*PROMPT*:
From the entries that follow, extract each line holding the string "life".
BEGIN
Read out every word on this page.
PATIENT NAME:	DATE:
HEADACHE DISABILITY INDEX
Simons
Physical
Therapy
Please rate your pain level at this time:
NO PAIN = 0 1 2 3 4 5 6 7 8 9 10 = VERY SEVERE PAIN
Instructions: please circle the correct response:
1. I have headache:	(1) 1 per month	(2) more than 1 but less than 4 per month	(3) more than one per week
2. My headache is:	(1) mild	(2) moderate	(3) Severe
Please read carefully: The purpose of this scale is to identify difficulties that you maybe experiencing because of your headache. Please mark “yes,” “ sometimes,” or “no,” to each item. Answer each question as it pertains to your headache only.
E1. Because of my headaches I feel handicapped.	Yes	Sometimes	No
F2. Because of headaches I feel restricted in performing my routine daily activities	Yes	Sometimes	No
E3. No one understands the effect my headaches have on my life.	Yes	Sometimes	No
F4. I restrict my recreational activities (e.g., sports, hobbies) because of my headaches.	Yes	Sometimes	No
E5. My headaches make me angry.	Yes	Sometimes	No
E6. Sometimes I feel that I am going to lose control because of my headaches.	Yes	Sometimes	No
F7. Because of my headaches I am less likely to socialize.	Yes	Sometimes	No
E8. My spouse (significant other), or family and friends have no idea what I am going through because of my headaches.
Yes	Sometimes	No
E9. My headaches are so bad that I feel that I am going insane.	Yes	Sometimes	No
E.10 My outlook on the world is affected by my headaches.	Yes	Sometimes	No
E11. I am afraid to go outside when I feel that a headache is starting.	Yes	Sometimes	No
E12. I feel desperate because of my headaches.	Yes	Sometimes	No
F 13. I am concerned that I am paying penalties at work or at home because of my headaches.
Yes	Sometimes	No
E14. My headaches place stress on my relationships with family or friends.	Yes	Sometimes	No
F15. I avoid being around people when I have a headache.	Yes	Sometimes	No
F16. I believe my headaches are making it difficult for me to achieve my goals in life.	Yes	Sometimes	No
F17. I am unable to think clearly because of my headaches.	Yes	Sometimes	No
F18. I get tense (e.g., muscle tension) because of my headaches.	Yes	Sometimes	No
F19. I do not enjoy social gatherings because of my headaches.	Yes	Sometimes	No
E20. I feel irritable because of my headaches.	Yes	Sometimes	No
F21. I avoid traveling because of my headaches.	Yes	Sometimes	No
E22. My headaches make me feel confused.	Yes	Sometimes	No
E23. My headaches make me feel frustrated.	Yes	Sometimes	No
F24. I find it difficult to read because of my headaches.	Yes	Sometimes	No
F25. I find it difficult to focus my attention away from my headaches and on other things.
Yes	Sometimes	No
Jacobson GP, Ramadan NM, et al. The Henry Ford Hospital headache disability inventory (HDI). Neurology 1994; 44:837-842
END
BEGIN
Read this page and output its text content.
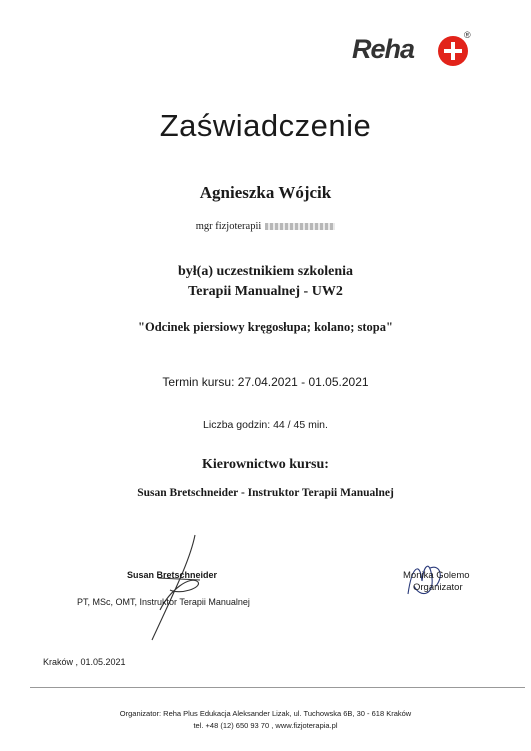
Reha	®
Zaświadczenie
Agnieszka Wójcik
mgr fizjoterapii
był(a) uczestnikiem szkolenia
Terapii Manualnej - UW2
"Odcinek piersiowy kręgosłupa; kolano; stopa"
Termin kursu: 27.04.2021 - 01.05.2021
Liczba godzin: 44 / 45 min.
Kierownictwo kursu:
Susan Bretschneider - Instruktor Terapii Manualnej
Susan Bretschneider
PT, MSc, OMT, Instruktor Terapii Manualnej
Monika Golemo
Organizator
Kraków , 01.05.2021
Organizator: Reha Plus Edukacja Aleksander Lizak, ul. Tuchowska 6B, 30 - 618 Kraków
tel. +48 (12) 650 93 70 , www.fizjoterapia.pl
END
*RESPONSE TO THE EXERCISE*:
E3. No one understands the effect my headaches have on my life.	Yes	Sometimes	No
F16. I believe my headaches are making it difficult for me to achieve my goals in life.	Yes	Sometimes	No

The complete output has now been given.